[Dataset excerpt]
※

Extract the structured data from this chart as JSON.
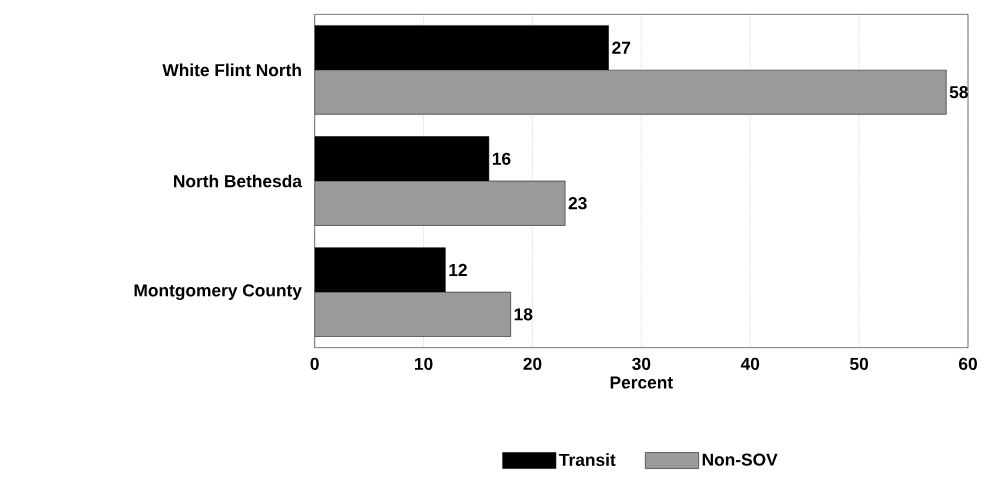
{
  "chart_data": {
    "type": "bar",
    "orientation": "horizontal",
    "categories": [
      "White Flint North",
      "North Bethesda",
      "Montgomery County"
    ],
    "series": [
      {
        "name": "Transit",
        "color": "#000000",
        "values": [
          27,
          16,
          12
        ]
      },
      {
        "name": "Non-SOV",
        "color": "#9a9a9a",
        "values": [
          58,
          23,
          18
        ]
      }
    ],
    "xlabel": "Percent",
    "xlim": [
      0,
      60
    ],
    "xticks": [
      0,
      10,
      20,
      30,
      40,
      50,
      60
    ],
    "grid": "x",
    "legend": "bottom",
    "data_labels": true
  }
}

※

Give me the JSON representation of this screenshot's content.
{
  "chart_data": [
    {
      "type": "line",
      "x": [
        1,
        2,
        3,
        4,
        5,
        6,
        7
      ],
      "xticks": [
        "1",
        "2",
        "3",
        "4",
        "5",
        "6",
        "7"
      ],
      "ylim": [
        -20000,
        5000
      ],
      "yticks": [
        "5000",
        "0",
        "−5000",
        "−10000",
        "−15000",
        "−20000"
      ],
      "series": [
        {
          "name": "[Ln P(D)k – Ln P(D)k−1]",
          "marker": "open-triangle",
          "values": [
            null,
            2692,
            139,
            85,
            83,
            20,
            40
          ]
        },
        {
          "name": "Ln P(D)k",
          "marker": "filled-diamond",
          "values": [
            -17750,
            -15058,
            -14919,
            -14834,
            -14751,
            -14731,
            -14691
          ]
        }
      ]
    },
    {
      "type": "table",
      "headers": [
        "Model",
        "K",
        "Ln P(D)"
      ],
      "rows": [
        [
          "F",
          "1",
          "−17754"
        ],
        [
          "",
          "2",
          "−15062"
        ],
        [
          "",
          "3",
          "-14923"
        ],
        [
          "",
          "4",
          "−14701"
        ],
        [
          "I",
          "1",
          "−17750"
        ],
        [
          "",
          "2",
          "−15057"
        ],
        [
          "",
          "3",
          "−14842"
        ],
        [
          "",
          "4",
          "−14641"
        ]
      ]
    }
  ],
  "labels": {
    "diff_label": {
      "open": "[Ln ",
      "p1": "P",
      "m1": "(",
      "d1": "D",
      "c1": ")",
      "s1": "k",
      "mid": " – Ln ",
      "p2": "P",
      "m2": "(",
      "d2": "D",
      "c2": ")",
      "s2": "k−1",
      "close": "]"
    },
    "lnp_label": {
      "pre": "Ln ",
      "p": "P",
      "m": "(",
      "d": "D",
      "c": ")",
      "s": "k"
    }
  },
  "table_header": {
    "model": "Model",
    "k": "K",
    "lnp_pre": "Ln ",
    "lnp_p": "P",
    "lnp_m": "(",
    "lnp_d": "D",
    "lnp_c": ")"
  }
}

※

**WHAT YOU WILL DO:** Within the listing above, find every line containing the string "name" and return it.

**RESULT OF THE TASK:**
        "name": "Transit",
        "name": "Non-SOV",
          "name": "[Ln P(D)k – Ln P(D)k−1]",
          "name": "Ln P(D)k",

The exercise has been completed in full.